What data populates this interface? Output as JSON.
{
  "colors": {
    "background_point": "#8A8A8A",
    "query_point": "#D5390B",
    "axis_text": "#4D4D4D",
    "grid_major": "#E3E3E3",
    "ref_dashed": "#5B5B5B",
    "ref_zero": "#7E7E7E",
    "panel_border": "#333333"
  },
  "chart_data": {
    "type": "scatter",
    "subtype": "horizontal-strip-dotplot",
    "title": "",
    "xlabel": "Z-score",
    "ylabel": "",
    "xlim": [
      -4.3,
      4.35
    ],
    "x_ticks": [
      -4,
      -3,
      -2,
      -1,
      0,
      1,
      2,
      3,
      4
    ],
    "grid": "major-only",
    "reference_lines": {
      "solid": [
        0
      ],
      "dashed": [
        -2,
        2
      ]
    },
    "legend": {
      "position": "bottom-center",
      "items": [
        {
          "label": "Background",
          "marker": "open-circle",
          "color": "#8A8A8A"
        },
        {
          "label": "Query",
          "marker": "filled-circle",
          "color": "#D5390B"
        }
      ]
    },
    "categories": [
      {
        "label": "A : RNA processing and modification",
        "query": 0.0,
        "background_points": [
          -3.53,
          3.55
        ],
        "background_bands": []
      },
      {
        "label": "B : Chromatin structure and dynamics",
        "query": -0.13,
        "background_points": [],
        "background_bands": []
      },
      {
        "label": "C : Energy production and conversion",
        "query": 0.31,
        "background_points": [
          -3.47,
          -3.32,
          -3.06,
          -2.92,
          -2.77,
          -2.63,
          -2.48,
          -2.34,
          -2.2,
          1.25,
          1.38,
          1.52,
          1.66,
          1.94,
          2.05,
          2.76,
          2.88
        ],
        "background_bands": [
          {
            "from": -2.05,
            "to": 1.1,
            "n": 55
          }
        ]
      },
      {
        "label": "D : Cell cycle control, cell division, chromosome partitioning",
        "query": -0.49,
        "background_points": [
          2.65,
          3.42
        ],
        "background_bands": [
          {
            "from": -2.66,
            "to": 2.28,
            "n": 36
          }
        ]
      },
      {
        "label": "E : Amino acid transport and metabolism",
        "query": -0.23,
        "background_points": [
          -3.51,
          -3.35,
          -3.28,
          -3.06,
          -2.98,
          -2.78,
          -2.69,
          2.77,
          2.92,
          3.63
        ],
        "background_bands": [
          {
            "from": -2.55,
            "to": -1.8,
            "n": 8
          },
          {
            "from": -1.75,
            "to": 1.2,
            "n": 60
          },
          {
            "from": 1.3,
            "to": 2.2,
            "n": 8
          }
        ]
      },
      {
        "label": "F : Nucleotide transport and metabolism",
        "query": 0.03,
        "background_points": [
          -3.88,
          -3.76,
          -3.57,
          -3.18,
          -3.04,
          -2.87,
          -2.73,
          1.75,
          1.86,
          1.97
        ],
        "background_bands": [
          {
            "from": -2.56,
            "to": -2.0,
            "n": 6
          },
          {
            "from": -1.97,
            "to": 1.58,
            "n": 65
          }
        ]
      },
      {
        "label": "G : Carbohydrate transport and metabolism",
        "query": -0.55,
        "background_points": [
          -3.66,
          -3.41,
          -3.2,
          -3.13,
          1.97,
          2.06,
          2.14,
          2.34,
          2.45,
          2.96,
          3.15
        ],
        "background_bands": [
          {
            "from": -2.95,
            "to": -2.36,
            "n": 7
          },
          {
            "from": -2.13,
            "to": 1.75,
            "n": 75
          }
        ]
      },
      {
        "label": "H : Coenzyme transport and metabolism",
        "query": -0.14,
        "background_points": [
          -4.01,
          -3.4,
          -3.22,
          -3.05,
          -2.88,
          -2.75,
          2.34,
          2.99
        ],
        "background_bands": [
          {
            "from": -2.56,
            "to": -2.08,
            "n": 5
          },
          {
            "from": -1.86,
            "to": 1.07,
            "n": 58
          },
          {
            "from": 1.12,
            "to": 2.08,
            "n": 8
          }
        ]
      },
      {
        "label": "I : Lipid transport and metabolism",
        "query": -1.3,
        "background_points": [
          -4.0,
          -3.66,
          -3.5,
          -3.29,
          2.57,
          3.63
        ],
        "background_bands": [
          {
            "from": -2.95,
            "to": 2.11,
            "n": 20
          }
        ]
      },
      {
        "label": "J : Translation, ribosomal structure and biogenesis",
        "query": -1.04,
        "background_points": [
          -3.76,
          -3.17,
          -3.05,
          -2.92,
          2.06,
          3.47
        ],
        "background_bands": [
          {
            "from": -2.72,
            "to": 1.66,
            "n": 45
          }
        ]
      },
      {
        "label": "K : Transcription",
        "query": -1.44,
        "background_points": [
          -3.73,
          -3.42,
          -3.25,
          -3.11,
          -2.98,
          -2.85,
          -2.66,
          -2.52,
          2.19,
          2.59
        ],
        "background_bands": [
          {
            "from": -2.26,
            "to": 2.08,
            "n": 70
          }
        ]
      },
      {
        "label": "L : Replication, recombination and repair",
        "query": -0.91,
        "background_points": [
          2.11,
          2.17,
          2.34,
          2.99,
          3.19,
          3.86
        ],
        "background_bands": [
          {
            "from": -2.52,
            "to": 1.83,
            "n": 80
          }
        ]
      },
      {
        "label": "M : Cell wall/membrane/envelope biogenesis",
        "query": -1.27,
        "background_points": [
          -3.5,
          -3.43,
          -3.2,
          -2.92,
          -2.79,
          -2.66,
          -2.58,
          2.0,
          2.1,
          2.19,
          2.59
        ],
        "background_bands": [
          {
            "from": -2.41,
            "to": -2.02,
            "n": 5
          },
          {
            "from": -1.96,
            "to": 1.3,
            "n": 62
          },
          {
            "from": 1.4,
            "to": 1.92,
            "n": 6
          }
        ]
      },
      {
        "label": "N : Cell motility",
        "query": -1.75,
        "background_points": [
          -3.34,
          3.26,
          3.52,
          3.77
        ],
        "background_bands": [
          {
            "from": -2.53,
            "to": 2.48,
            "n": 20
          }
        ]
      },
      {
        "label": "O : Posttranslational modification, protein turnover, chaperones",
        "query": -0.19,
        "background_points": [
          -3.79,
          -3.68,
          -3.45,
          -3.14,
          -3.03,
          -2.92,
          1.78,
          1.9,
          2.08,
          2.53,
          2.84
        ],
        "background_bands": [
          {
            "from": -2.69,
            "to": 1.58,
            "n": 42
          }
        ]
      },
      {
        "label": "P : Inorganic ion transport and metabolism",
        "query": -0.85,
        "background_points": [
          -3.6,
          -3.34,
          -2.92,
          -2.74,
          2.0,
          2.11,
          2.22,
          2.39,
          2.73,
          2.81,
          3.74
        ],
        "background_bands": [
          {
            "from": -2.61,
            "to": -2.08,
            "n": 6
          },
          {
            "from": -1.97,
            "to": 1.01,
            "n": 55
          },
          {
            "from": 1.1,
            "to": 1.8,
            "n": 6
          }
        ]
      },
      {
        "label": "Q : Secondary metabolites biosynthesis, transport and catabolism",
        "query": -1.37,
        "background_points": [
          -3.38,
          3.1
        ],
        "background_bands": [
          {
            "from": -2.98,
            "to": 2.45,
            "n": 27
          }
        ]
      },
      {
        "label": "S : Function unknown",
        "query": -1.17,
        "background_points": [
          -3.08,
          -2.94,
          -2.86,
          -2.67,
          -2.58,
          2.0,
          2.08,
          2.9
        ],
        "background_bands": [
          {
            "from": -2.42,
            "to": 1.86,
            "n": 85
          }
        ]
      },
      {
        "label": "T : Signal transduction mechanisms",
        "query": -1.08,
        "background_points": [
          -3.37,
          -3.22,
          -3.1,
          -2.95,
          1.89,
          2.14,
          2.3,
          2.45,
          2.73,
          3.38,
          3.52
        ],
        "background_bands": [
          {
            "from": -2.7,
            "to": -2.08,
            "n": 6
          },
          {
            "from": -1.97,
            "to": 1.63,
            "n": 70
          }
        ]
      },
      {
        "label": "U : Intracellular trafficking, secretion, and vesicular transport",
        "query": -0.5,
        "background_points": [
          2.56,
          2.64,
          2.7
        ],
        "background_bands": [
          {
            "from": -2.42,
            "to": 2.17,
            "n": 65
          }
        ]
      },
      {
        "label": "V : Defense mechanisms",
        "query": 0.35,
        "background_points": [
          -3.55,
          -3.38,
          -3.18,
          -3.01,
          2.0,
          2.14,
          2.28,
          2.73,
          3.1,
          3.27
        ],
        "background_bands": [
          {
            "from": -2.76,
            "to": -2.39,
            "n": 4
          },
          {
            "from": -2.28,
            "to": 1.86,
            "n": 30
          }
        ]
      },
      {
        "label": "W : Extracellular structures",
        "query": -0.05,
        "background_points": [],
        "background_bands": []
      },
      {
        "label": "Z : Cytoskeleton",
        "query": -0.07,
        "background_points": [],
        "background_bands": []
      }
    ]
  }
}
_ _ _ _ _
Task prompt
Scan the lines above for the word "transport" and copy every one where it occurs.

Response to this task
        "label": "E : Amino acid transport and metabolism",
        "label": "F : Nucleotide transport and metabolism",
        "label": "G : Carbohydrate transport and metabolism",
        "label": "H : Coenzyme transport and metabolism",
        "label": "I : Lipid transport and metabolism",
        "label": "P : Inorganic ion transport and metabolism",
        "label": "Q : Secondary metabolites biosynthesis, transport and catabolism",
        "label": "U : Intracellular trafficking, secretion, and vesicular transport",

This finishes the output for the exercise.